━━━━━ Exercise input ━━━━━

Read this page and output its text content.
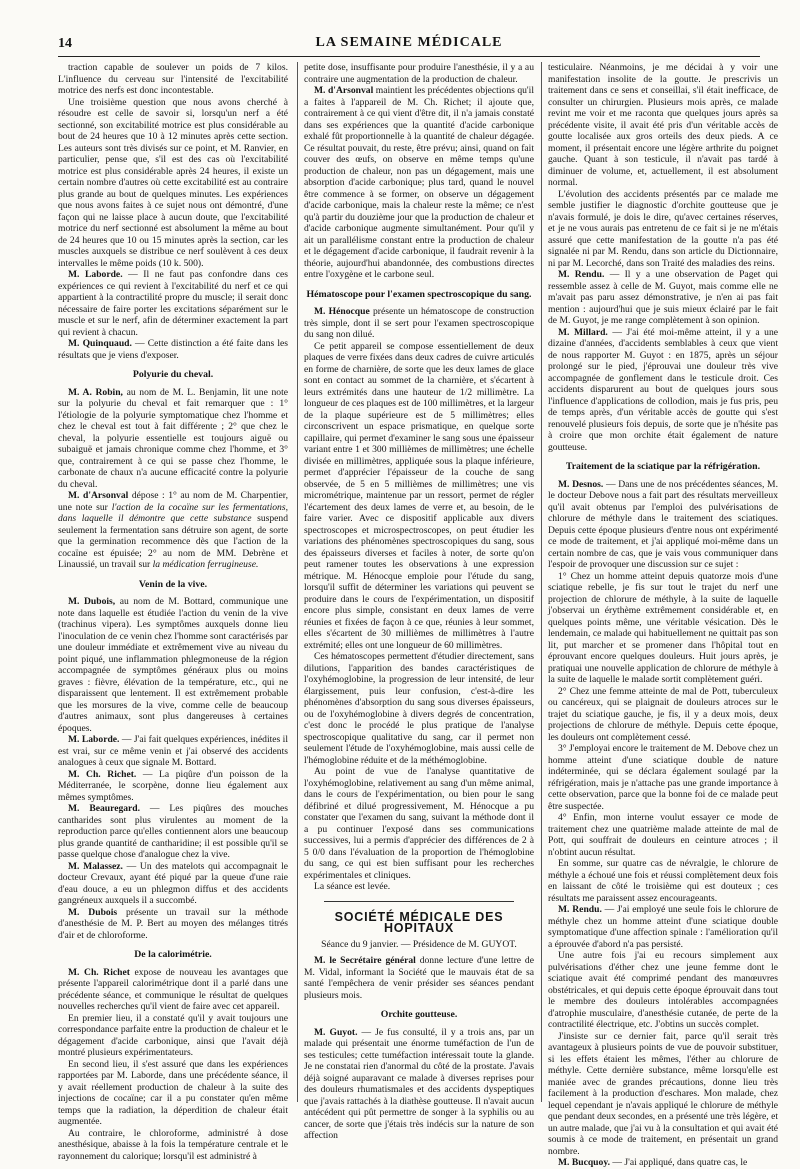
14	LA SEMAINE MÉDICALE

traction capable de soulever un poids de 7 kilos. L'influence du cerveau sur l'intensité de l'excitabilité motrice des nerfs est donc incontestable.

Une troisième question que nous avons cherché à résoudre est celle de savoir si, lorsqu'un nerf a été sectionné, son excitabilité motrice est plus considérable au bout de 24 heures que 10 à 12 minutes après cette section. Les auteurs sont très divisés sur ce point, et M. Ranvier, en particulier, pense que, s'il est des cas où l'excitabilité motrice est plus considérable après 24 heures, il existe un certain nombre d'autres où cette excitabilité est au contraire plus grande au bout de quelques minutes. Les expériences que nous avons faites à ce sujet nous ont démontré, d'une façon qui ne laisse place à aucun doute, que l'excitabilité motrice du nerf sectionné est absolument la même au bout de 24 heures que 10 ou 15 minutes après la section, car les muscles auxquels se distribue ce nerf soulèvent à ces deux intervalles le même poids (10 k. 500).

M. Laborde. — Il ne faut pas confondre dans ces expériences ce qui revient à l'excitabilité du nerf et ce qui appartient à la contractilité propre du muscle; il serait donc nécessaire de faire porter les excitations séparément sur le muscle et sur le nerf, afin de déterminer exactement la part qui revient à chacun.

M. Quinquaud. — Cette distinction a été faite dans les résultats que je viens d'exposer.

Polyurie du cheval.

M. A. Robin, au nom de M. L. Benjamin, lit une note sur la polyurie du cheval et fait remarquer que : 1° l'étiologie de la polyurie symptomatique chez l'homme et chez le cheval est tout à fait différente ; 2° que chez le cheval, la polyurie essentielle est toujours aiguë ou subaiguë et jamais chronique comme chez l'homme, et 3° que, contrairement à ce qui se passe chez l'homme, le carbonate de chaux n'a aucune efficacité contre la polyurie du cheval.

M. d'Arsonval dépose : 1° au nom de M. Charpentier, une note sur l'action de la cocaïne sur les fermentations, dans laquelle il démontre que cette substance suspend seulement la fermentation sans détruire son agent, de sorte que la germination recommence dès que l'action de la cocaïne est épuisée; 2° au nom de MM. Debrène et Linaussié, un travail sur la médication ferrugineuse.

Venin de la vive.

M. Dubois, au nom de M. Bottard, communique une note dans laquelle est étudiée l'action du venin de la vive (trachinus vipera). Les symptômes auxquels donne lieu l'inoculation de ce venin chez l'homme sont caractérisés par une douleur immédiate et extrêmement vive au niveau du point piqué, une inflammation phlegmoneuse de la région accompagnée de symptômes généraux plus ou moins graves : fièvre, élévation de la température, etc., qui ne disparaissent que lentement. Il est extrêmement probable que les morsures de la vive, comme celle de beaucoup d'autres animaux, sont plus dangereuses à certaines époques.

M. Laborde. — J'ai fait quelques expériences, inédites il est vrai, sur ce même venin et j'ai observé des accidents analogues à ceux que signale M. Bottard.

M. Ch. Richet. — La piqûre d'un poisson de la Méditerranée, le scorpène, donne lieu également aux mêmes symptômes.

M. Beauregard. — Les piqûres des mouches cantharides sont plus virulentes au moment de la reproduction parce qu'elles contiennent alors une beaucoup plus grande quantité de cantharidine; il est possible qu'il se passe quelque chose d'analogue chez la vive.

M. Malassez. — Un des matelots qui accompagnait le docteur Crevaux, ayant été piqué par la queue d'une raie d'eau douce, a eu un phlegmon diffus et des accidents gangréneux auxquels il a succombé.

M. Dubois présente un travail sur la méthode d'anesthésie de M. P. Bert au moyen des mélanges titrés d'air et de chloroforme.

De la calorimétrie.

M. Ch. Richet expose de nouveau les avantages que présente l'appareil calorimétrique dont il a parlé dans une précédente séance, et communique le résultat de quelques nouvelles recherches qu'il vient de faire avec cet appareil.

En premier lieu, il a constaté qu'il y avait toujours une correspondance parfaite entre la production de chaleur et le dégagement d'acide carbonique, ainsi que l'avait déjà montré plusieurs expérimentateurs.

En second lieu, il s'est assuré que dans les expériences rapportées par M. Laborde, dans une précédente séance, il y avait réellement production de chaleur à la suite des injections de cocaïne; car il a pu constater qu'en même temps que la radiation, la déperdition de chaleur était augmentée.

Au contraire, le chloroforme, administré à dose anesthésique, abaisse à la fois la température centrale et le rayonnement du calorique; lorsqu'il est administré à

petite dose, insuffisante pour produire l'anesthésie, il y a au contraire une augmentation de la production de chaleur.

M. d'Arsonval maintient les précédentes objections qu'il a faites à l'appareil de M. Ch. Richet; il ajoute que, contrairement à ce qui vient d'être dit, il n'a jamais constaté dans ses expériences que la quantité d'acide carbonique exhalé fût proportionnelle à la quantité de chaleur dégagée. Ce résultat pouvait, du reste, être prévu; ainsi, quand on fait couver des œufs, on observe en même temps qu'une production de chaleur, non pas un dégagement, mais une absorption d'acide carbonique; plus tard, quand le nouvel être commence à se former, on observe un dégagement d'acide carbonique, mais la chaleur reste la même; ce n'est qu'à partir du douzième jour que la production de chaleur et d'acide carbonique augmente simultanément. Pour qu'il y ait un parallélisme constant entre la production de chaleur et le dégagement d'acide carbonique, il faudrait revenir à la théorie, aujourd'hui abandonnée, des combustions directes entre l'oxygène et le carbone seul.

Hématoscope pour l'examen spectroscopique du sang.

M. Hénocque présente un hématoscope de construction très simple, dont il se sert pour l'examen spectroscopique du sang non dilué.

Ce petit appareil se compose essentiellement de deux plaques de verre fixées dans deux cadres de cuivre articulés en forme de charnière, de sorte que les deux lames de glace sont en contact au sommet de la charnière, et s'écartent à leurs extrémités dans une hauteur de 1/2 millimètre. La longueur de ces plaques est de 100 millimètres, et la largeur de la plaque supérieure est de 5 millimètres; elles circonscrivent un espace prismatique, en quelque sorte capillaire, qui permet d'examiner le sang sous une épaisseur variant entre 1 et 300 millièmes de millimètres; une échelle divisée en millimètres, appliquée sous la plaque inférieure, permet d'apprécier l'épaisseur de la couche de sang observée, de 5 en 5 millièmes de millimètres; une vis micrométrique, maintenue par un ressort, permet de régler l'écartement des deux lames de verre et, au besoin, de le faire varier. Avec ce dispositif applicable aux divers spectroscopes et microspectroscopes, on peut étudier les variations des phénomènes spectroscopiques du sang, sous des épaisseurs diverses et faciles à noter, de sorte qu'on peut ramener toutes les observations à une expression métrique. M. Hénocque emploie pour l'étude du sang, lorsqu'il suffit de déterminer les variations qui peuvent se produire dans le cours de l'expérimentation, un dispositif encore plus simple, consistant en deux lames de verre réunies et fixées de façon à ce que, réunies à leur sommet, elles s'écartent de 30 millièmes de millimètres à l'autre extrémité; elles ont une longueur de 60 millimètres.

Ces hématoscopes permettent d'étudier directement, sans dilutions, l'apparition des bandes caractéristiques de l'oxyhémoglobine, la progression de leur intensité, de leur élargissement, puis leur confusion, c'est-à-dire les phénomènes d'absorption du sang sous diverses épaisseurs, ou de l'oxyhémoglobine à divers degrés de concentration, c'est donc le procédé le plus pratique de l'analyse spectroscopique qualitative du sang, car il permet non seulement l'étude de l'oxyhémoglobine, mais aussi celle de l'hémoglobine réduite et de la méthémoglobine.

Au point de vue de l'analyse quantitative de l'oxyhémoglobine, relativement au sang d'un même animal, dans le cours de l'expérimentation, ou bien pour le sang défibriné et dilué progressivement, M. Hénocque a pu constater que l'examen du sang, suivant la méthode dont il a pu continuer l'exposé dans ses communications successives, lui a permis d'apprécier des différences de 2 à 5 0/0 dans l'évaluation de la proportion de l'hémoglobine du sang, ce qui est bien suffisant pour les recherches expérimentales et cliniques.

La séance est levée.

SOCIÉTÉ MÉDICALE DES HOPITAUX
Séance du 9 janvier. — Présidence de M. GUYOT.

M. le Secrétaire général donne lecture d'une lettre de M. Vidal, informant la Société que le mauvais état de sa santé l'empêchera de venir présider ses séances pendant plusieurs mois.

Orchite goutteuse.

M. Guyot. — Je fus consulté, il y a trois ans, par un malade qui présentait une énorme tuméfaction de l'un de ses testicules; cette tuméfaction intéressait toute la glande. Je ne constatai rien d'anormal du côté de la prostate. J'avais déjà soigné auparavant ce malade à diverses reprises pour des douleurs rhumatismales et des accidents dyspeptiques que j'avais rattachés à la diathèse goutteuse. Il n'avait aucun antécédent qui pût permettre de songer à la syphilis ou au cancer, de sorte que j'étais très indécis sur la nature de son affection

testiculaire. Néanmoins, je me décidai à y voir une manifestation insolite de la goutte. Je prescrivis un traitement dans ce sens et conseillai, s'il était inefficace, de consulter un chirurgien. Plusieurs mois après, ce malade revint me voir et me raconta que quelques jours après sa précédente visite, il avait été pris d'un véritable accès de goutte localisée aux gros orteils des deux pieds. A ce moment, il présentait encore une légère arthrite du poignet gauche. Quant à son testicule, il n'avait pas tardé à diminuer de volume, et, actuellement, il est absolument normal.

L'évolution des accidents présentés par ce malade me semble justifier le diagnostic d'orchite goutteuse que je n'avais formulé, je dois le dire, qu'avec certaines réserves, et je ne vous aurais pas entretenu de ce fait si je ne m'étais assuré que cette manifestation de la goutte n'a pas été signalée ni par M. Rendu, dans son article du Dictionnaire, ni par M. Lecorché, dans son Traité des maladies des reins.

M. Rendu. — Il y a une observation de Paget qui ressemble assez à celle de M. Guyot, mais comme elle ne m'avait pas paru assez démonstrative, je n'en ai pas fait mention : aujourd'hui que je suis mieux éclairé par le fait de M. Guyot, je me range complètement à son opinion.

M. Millard. — J'ai été moi-même atteint, il y a une dizaine d'années, d'accidents semblables à ceux que vient de nous rapporter M. Guyot : en 1875, après un séjour prolongé sur le pied, j'éprouvai une douleur très vive accompagnée de gonflement dans le testicule droit. Ces accidents disparurent au bout de quelques jours sous l'influence d'applications de collodion, mais je fus pris, peu de temps après, d'un véritable accès de goutte qui s'est renouvelé plusieurs fois depuis, de sorte que je n'hésite pas à croire que mon orchite était également de nature goutteuse.

Traitement de la sciatique par la réfrigération.

M. Desnos. — Dans une de nos précédentes séances, M. le docteur Debove nous a fait part des résultats merveilleux qu'il avait obtenus par l'emploi des pulvérisations de chlorure de méthyle dans le traitement des sciatiques. Depuis cette époque plusieurs d'entre nous ont expérimenté ce mode de traitement, et j'ai appliqué moi-même dans un certain nombre de cas, que je vais vous communiquer dans l'espoir de provoquer une discussion sur ce sujet :

1° Chez un homme atteint depuis quatorze mois d'une sciatique rebelle, je fis sur tout le trajet du nerf une projection de chlorure de méthyle, à la suite de laquelle j'observai un érythème extrêmement considérable et, en quelques points même, une véritable vésication. Dès le lendemain, ce malade qui habituellement ne quittait pas son lit, put marcher et se promener dans l'hôpital tout en éprouvant encore quelques douleurs. Huit jours après, je pratiquai une nouvelle application de chlorure de méthyle à la suite de laquelle le malade sortit complètement guéri.

2° Chez une femme atteinte de mal de Pott, tuberculeux ou cancéreux, qui se plaignait de douleurs atroces sur le trajet du sciatique gauche, je fis, il y a deux mois, deux projections de chlorure de méthyle. Depuis cette époque, les douleurs ont complètement cessé.

3° J'employai encore le traitement de M. Debove chez un homme atteint d'une sciatique double de nature indéterminée, qui se déclara également soulagé par la réfrigération, mais je n'attache pas une grande importance à cette observation, parce que la bonne foi de ce malade peut être suspectée.

4° Enfin, mon interne voulut essayer ce mode de traitement chez une quatrième malade atteinte de mal de Pott, qui souffrait de douleurs en ceinture atroces ; il n'obtint aucun résultat.

En somme, sur quatre cas de névralgie, le chlorure de méthyle a échoué une fois et réussi complètement deux fois en laissant de côté le troisième qui est douteux ; ces résultats me paraissent assez encourageants.

M. Rendu. — J'ai employé une seule fois le chlorure de méthyle chez un homme atteint d'une sciatique double symptomatique d'une affection spinale : l'amélioration qu'il a éprouvée d'abord n'a pas persisté.

Une autre fois j'ai eu recours simplement aux pulvérisations d'éther chez une jeune femme dont le sciatique avait été comprimé pendant des manœuvres obstétricales, et qui depuis cette époque éprouvait dans tout le membre des douleurs intolérables accompagnées d'atrophie musculaire, d'anesthésie cutanée, de perte de la contractilité électrique, etc. J'obtins un succès complet.

J'insiste sur ce dernier fait, parce qu'il serait très avantageux à plusieurs points de vue de pouvoir substituer, si les effets étaient les mêmes, l'éther au chlorure de méthyle. Cette dernière substance, même lorsqu'elle est maniée avec de grandes précautions, donne lieu très facilement à la production d'eschares. Mon malade, chez lequel cependant je n'avais appliqué le chlorure de méthyle que pendant deux secondes, en a présenté une très légère, et un autre malade, que j'ai vu à la consultation et qui avait été soumis à ce mode de traitement, en présentait un grand nombre.

M. Bucquoy. — J'ai appliqué, dans quatre cas, le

━━━━━

__Set problem__. Check each line of the records above for "quatre", and copy those that have it.

__Response to the task__.
En somme, sur quatre cas de névralgie, le chlorure de méthyle a échoué une fois et réussi complètement deux fois en laissant de côté le troisième qui est douteux ; ces résultats me paraissent assez encourageants.
M. Bucquoy. — J'ai appliqué, dans quatre cas, le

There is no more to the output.